**EXERCISE INSTRUCTIONS**
All of the entries need to be written out again, exactly as they are.

◇ ◇ ◇ ◇

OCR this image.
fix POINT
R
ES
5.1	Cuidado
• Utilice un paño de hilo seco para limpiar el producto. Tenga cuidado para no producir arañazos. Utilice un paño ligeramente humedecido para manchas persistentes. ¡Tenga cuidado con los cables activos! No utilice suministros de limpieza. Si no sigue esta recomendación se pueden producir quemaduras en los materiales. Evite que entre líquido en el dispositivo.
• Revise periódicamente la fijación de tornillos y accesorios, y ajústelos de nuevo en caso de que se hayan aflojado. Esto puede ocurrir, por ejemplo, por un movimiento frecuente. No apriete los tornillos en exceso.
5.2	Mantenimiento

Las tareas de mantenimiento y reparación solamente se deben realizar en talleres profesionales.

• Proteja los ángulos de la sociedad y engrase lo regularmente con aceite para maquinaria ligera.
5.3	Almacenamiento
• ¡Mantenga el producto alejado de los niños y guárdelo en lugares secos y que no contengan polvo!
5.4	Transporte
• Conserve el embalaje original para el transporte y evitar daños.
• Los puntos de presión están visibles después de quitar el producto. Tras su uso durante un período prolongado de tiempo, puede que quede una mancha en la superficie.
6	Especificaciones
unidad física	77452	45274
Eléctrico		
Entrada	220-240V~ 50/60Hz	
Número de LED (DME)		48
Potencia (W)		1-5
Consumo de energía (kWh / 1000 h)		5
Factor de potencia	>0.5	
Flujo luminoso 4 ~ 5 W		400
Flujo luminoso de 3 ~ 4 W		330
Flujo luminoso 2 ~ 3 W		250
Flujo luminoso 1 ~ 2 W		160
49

◇ ◇ ◇ ◇

**SOLUTION BELOW**
OCR this image.
fix POINT
R
ES
5.1	Cuidado
• Utilice un paño de hilo seco para limpiar el producto. Tenga cuidado para no producir arañazos. Utilice un paño ligeramente humedecido para manchas persistentes. ¡Tenga cuidado con los cables activos! No utilice suministros de limpieza. Si no sigue esta recomendación se pueden producir quemaduras en los materiales. Evite que entre líquido en el dispositivo.
• Revise periódicamente la fijación de tornillos y accesorios, y ajústelos de nuevo en caso de que se hayan aflojado. Esto puede ocurrir, por ejemplo, por un movimiento frecuente. No apriete los tornillos en exceso.
5.2	Mantenimiento

Las tareas de mantenimiento y reparación solamente se deben realizar en talleres profesionales.

• Proteja los ángulos de la sociedad y engrase lo regularmente con aceite para maquinaria ligera.
5.3	Almacenamiento
• ¡Mantenga el producto alejado de los niños y guárdelo en lugares secos y que no contengan polvo!
5.4	Transporte
• Conserve el embalaje original para el transporte y evitar daños.
• Los puntos de presión están visibles después de quitar el producto. Tras su uso durante un período prolongado de tiempo, puede que quede una mancha en la superficie.
6	Especificaciones
unidad física	77452	45274
Eléctrico		
Entrada	220-240V~ 50/60Hz	
Número de LED (DME)		48
Potencia (W)		1-5
Consumo de energía (kWh / 1000 h)		5
Factor de potencia	>0.5	
Flujo luminoso 4 ~ 5 W		400
Flujo luminoso de 3 ~ 4 W		330
Flujo luminoso 2 ~ 3 W		250
Flujo luminoso 1 ~ 2 W		160
49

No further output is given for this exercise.